**Given problem:**
Retype each entry below exactly as it stands.

**Stored data:**
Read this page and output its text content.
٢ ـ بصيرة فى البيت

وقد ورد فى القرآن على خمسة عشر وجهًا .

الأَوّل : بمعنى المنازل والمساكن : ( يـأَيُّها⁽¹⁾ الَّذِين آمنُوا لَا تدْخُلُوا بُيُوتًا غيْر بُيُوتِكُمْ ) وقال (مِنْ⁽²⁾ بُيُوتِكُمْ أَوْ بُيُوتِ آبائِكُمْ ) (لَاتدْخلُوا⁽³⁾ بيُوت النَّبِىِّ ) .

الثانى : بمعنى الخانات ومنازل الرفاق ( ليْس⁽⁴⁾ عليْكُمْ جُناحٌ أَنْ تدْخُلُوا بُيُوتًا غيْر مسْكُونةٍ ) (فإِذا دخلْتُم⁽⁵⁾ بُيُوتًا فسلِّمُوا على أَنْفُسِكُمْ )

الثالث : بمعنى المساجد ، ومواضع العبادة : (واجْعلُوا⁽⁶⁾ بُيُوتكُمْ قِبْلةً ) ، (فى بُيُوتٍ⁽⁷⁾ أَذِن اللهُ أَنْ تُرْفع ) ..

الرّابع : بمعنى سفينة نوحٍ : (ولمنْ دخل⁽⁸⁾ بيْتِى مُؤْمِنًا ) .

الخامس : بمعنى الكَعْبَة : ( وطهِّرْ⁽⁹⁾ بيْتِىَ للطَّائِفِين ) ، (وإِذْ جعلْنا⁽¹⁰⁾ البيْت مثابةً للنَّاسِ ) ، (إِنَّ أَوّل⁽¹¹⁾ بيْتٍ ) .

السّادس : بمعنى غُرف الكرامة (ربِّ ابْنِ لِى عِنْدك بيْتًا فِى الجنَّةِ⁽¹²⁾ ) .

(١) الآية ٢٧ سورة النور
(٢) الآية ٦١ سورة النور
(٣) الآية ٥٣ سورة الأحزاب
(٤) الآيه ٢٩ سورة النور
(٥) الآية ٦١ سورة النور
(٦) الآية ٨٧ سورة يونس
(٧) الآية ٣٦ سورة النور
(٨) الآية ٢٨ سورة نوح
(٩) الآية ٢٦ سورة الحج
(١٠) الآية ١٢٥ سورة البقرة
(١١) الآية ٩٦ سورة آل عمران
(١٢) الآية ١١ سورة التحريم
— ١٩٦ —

**Response:**
Read this page and output its text content.
٢ ـ بصيرة فى البيت

وقد ورد فى القرآن على خمسة عشر وجهًا .

الأَوّل : بمعنى المنازل والمساكن : ( يـأَيُّها⁽¹⁾ الَّذِين آمنُوا لَا تدْخُلُوا بُيُوتًا غيْر بُيُوتِكُمْ ) وقال (مِنْ⁽²⁾ بُيُوتِكُمْ أَوْ بُيُوتِ آبائِكُمْ ) (لَاتدْخلُوا⁽³⁾ بيُوت النَّبِىِّ ) .

الثانى : بمعنى الخانات ومنازل الرفاق ( ليْس⁽⁴⁾ عليْكُمْ جُناحٌ أَنْ تدْخُلُوا بُيُوتًا غيْر مسْكُونةٍ ) (فإِذا دخلْتُم⁽⁵⁾ بُيُوتًا فسلِّمُوا على أَنْفُسِكُمْ )

الثالث : بمعنى المساجد ، ومواضع العبادة : (واجْعلُوا⁽⁶⁾ بُيُوتكُمْ قِبْلةً ) ، (فى بُيُوتٍ⁽⁷⁾ أَذِن اللهُ أَنْ تُرْفع ) ..

الرّابع : بمعنى سفينة نوحٍ : (ولمنْ دخل⁽⁸⁾ بيْتِى مُؤْمِنًا ) .

الخامس : بمعنى الكَعْبَة : ( وطهِّرْ⁽⁹⁾ بيْتِىَ للطَّائِفِين ) ، (وإِذْ جعلْنا⁽¹⁰⁾ البيْت مثابةً للنَّاسِ ) ، (إِنَّ أَوّل⁽¹¹⁾ بيْتٍ ) .

السّادس : بمعنى غُرف الكرامة (ربِّ ابْنِ لِى عِنْدك بيْتًا فِى الجنَّةِ⁽¹²⁾ ) .

(١) الآية ٢٧ سورة النور
(٢) الآية ٦١ سورة النور
(٣) الآية ٥٣ سورة الأحزاب
(٤) الآيه ٢٩ سورة النور
(٥) الآية ٦١ سورة النور
(٦) الآية ٨٧ سورة يونس
(٧) الآية ٣٦ سورة النور
(٨) الآية ٢٨ سورة نوح
(٩) الآية ٢٦ سورة الحج
(١٠) الآية ١٢٥ سورة البقرة
(١١) الآية ٩٦ سورة آل عمران
(١٢) الآية ١١ سورة التحريم
— ١٩٦ —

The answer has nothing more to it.